• _Aim_
List every line of the data below that contains the word "function", copying each one in full.

+ + + +

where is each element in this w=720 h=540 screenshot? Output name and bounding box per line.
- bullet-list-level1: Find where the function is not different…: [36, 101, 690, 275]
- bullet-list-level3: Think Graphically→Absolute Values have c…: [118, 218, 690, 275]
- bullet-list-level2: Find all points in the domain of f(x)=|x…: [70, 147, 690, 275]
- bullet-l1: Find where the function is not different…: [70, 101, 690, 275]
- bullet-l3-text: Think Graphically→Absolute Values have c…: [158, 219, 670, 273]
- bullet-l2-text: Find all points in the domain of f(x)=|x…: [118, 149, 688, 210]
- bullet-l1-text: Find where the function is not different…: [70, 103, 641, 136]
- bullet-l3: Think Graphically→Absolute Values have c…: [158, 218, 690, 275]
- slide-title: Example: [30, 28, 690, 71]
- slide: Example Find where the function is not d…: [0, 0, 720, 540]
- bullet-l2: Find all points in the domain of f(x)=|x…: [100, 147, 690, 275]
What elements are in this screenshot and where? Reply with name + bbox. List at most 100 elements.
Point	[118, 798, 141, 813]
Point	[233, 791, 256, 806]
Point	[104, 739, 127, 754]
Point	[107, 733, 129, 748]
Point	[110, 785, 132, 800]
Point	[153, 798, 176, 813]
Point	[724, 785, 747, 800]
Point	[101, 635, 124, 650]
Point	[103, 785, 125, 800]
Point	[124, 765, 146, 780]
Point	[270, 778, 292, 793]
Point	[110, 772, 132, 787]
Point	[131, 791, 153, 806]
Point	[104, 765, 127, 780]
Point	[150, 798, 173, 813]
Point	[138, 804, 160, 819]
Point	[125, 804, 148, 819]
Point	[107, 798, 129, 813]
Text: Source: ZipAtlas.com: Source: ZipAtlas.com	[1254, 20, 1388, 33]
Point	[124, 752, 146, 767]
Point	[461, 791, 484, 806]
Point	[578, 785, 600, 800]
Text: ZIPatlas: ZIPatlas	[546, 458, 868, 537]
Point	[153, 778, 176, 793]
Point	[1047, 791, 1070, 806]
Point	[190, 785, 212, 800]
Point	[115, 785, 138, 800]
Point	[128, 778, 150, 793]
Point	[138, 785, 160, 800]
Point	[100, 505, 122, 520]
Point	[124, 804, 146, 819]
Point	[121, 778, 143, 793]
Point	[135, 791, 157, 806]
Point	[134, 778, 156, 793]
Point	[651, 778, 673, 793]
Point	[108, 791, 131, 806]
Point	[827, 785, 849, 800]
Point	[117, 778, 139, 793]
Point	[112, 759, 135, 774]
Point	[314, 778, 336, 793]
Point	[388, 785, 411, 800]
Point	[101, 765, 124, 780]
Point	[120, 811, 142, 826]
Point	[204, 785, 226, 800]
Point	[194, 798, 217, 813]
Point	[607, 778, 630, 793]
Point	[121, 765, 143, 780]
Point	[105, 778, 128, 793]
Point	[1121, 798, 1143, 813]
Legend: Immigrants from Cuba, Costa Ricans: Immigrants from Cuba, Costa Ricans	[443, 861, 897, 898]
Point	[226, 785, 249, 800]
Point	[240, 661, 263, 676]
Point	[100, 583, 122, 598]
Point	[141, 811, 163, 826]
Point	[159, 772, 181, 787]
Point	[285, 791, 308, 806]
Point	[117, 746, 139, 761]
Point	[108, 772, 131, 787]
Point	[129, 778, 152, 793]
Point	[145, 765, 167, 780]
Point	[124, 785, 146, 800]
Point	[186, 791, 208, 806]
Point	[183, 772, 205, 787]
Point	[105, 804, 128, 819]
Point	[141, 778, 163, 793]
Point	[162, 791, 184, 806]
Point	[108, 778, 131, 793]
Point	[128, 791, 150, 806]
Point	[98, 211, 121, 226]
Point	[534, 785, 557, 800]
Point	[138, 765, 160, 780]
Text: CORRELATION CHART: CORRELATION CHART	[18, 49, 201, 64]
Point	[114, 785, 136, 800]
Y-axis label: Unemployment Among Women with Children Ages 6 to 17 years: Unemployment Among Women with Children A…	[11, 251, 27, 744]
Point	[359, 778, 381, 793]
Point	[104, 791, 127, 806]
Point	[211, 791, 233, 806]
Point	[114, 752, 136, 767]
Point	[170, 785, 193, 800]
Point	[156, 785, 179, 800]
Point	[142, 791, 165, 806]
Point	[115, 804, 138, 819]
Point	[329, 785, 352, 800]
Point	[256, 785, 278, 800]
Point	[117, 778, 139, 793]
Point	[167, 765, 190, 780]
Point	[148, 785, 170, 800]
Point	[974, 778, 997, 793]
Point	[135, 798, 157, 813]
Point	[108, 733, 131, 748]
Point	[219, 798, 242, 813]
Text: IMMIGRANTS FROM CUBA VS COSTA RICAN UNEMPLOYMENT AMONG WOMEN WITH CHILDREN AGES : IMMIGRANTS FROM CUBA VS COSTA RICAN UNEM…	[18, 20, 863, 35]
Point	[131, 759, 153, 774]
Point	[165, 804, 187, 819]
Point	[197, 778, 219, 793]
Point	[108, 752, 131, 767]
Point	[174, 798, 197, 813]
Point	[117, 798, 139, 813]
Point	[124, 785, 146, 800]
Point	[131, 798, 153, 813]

+ + + +

• _Result of this exercise_
- bullet-list-level1: Find where the function is not different…: [36, 101, 690, 275]
- bullet-l1: Find where the function is not different…: [70, 101, 690, 275]
- bullet-l1-text: Find where the function is not different…: [70, 103, 641, 136]
- slide: Example Find where the function is not d…: [0, 0, 720, 540]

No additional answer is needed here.